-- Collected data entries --

* * *

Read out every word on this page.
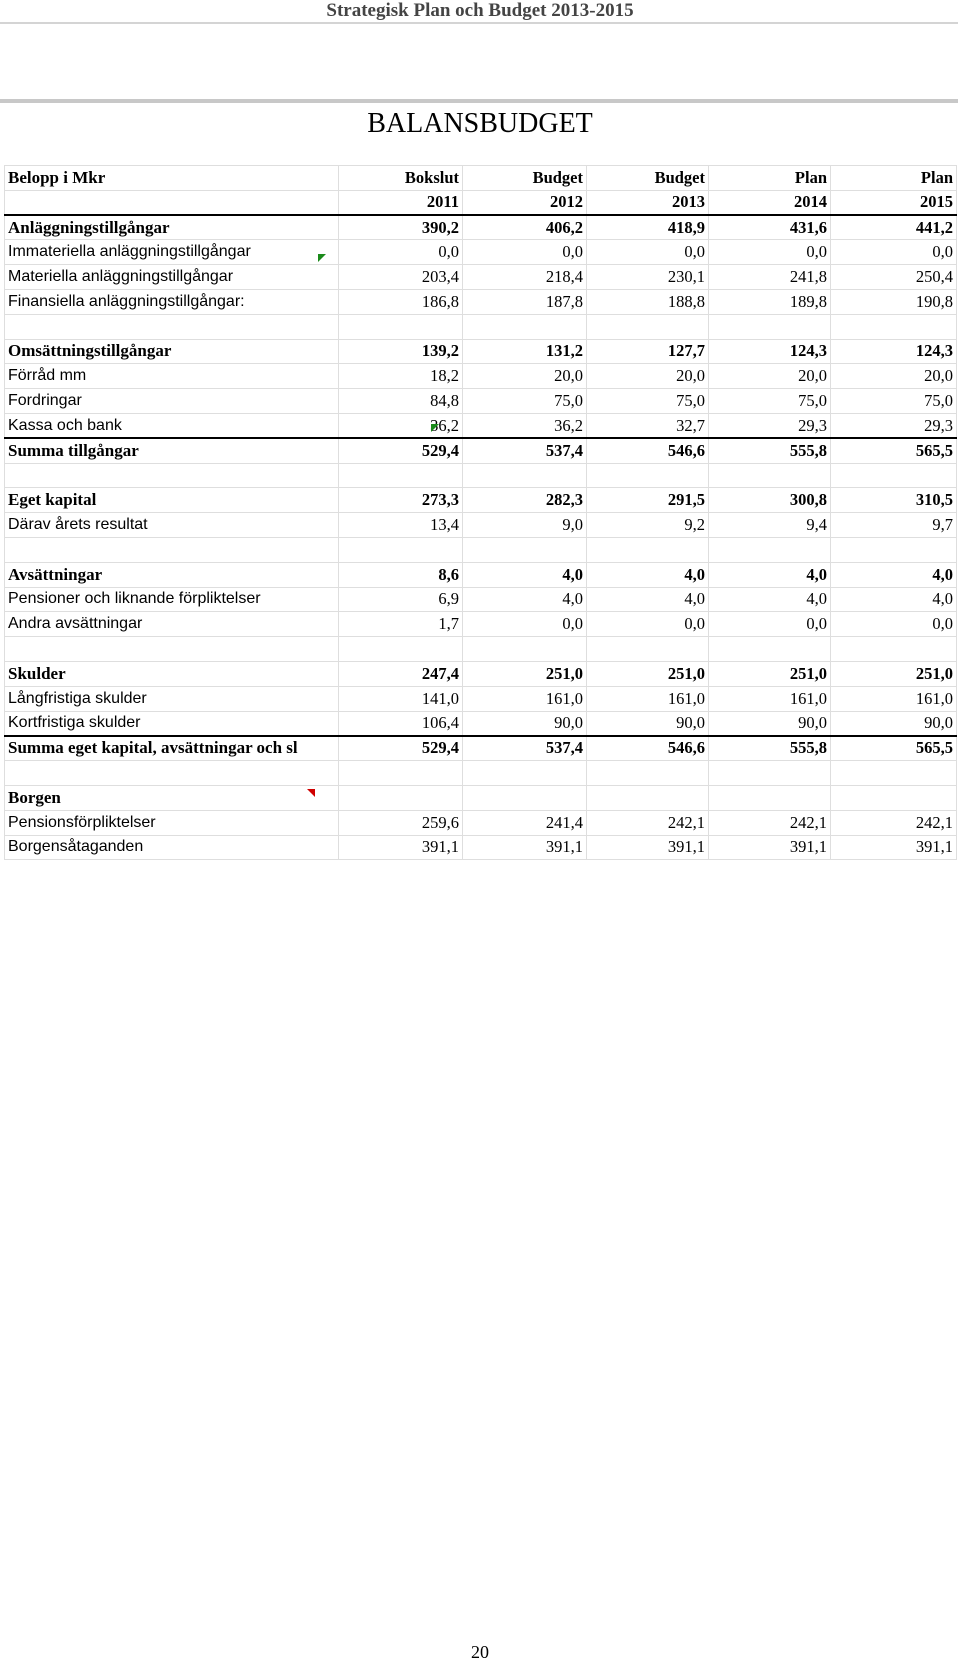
Strategisk Plan och Budget 2013-2015
BALANSBUDGET
Belopp i Mkr	Bokslut	Budget	Budget	Plan	Plan
	2011	2012	2013	2014	2015
Anläggningstillgångar	390,2	406,2	418,9	431,6	441,2
Immateriella anläggningstillgångar	0,0	0,0	0,0	0,0	0,0
Materiella anläggningstillgångar	203,4	218,4	230,1	241,8	250,4
Finansiella anläggningstillgångar:	186,8	187,8	188,8	189,8	190,8

Omsättningstillgångar	139,2	131,2	127,7	124,3	124,3
Förråd mm	18,2	20,0	20,0	20,0	20,0
Fordringar	84,8	75,0	75,0	75,0	75,0
Kassa och bank	36,2	36,2	32,7	29,3	29,3
Summa tillgångar	529,4	537,4	546,6	555,8	565,5

Eget kapital	273,3	282,3	291,5	300,8	310,5
Därav årets resultat	13,4	9,0	9,2	9,4	9,7

Avsättningar	8,6	4,0	4,0	4,0	4,0
Pensioner och liknande förpliktelser	6,9	4,0	4,0	4,0	4,0
Andra avsättningar	1,7	0,0	0,0	0,0	0,0

Skulder	247,4	251,0	251,0	251,0	251,0
Långfristiga skulder	141,0	161,0	161,0	161,0	161,0
Kortfristiga skulder	106,4	90,0	90,0	90,0	90,0
Summa eget kapital, avsättningar och sl	529,4	537,4	546,6	555,8	565,5

Borgen					
Pensionsförpliktelser	259,6	241,4	242,1	242,1	242,1
Borgensåtaganden	391,1	391,1	391,1	391,1	391,1
20
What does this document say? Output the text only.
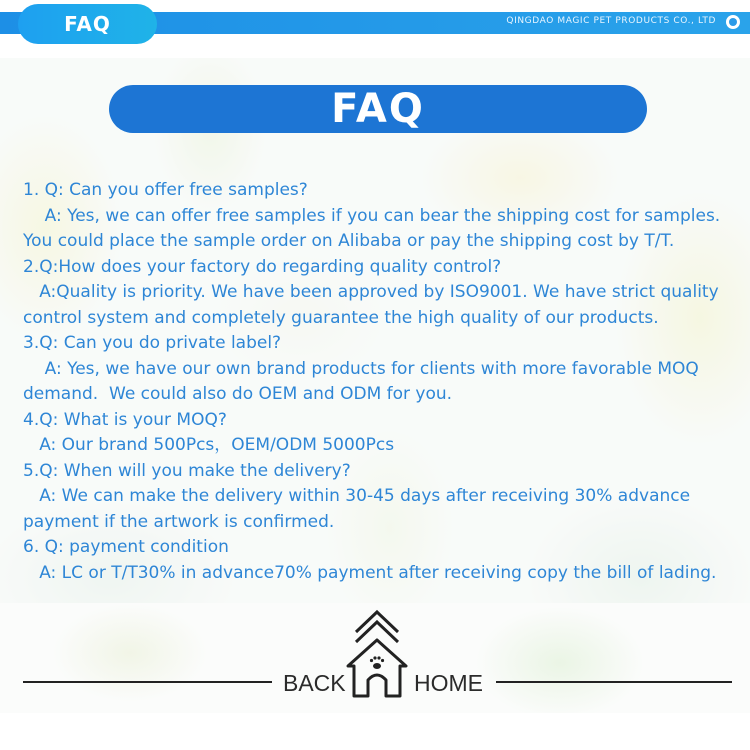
FAQ	QINGDAO MAGIC PET PRODUCTS CO., LTD
FAQ
1. Q: Can you offer free samples?
A: Yes, we can offer free samples if you can bear the shipping cost for samples.
You could place the sample order on Alibaba or pay the shipping cost by T/T.
2.Q:How does your factory do regarding quality control?
A:Quality is priority. We have been approved by ISO9001. We have strict quality
control system and completely guarantee the high quality of our products.
3.Q: Can you do private label?
A: Yes, we have our own brand products for clients with more favorable MOQ
demand.  We could also do OEM and ODM for you.
4.Q: What is your MOQ?
A: Our brand 500Pcs，OEM/ODM 5000Pcs
5.Q: When will you make the delivery?
A: We can make the delivery within 30-45 days after receiving 30% advance
payment if the artwork is confirmed.
6. Q: payment condition
A: LC or T/T30% in advance70% payment after receiving copy the bill of lading.
BACK	HOME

* * *

-- Given instruction --
Your output should consist solely of the lines from the line containing "What does this" through the last line of the entries, verbatim, minus any pictures.

-- Exercise answer --
What does this document say? Output the text only.
FAQ	QINGDAO MAGIC PET PRODUCTS CO., LTD
FAQ
1. Q: Can you offer free samples?
A: Yes, we can offer free samples if you can bear the shipping cost for samples.
You could place the sample order on Alibaba or pay the shipping cost by T/T.
2.Q:How does your factory do regarding quality control?
A:Quality is priority. We have been approved by ISO9001. We have strict quality
control system and completely guarantee the high quality of our products.
3.Q: Can you do private label?
A: Yes, we have our own brand products for clients with more favorable MOQ
demand.  We could also do OEM and ODM for you.
4.Q: What is your MOQ?
A: Our brand 500Pcs，OEM/ODM 5000Pcs
5.Q: When will you make the delivery?
A: We can make the delivery within 30-45 days after receiving 30% advance
payment if the artwork is confirmed.
6. Q: payment condition
A: LC or T/T30% in advance70% payment after receiving copy the bill of lading.
BACK	HOME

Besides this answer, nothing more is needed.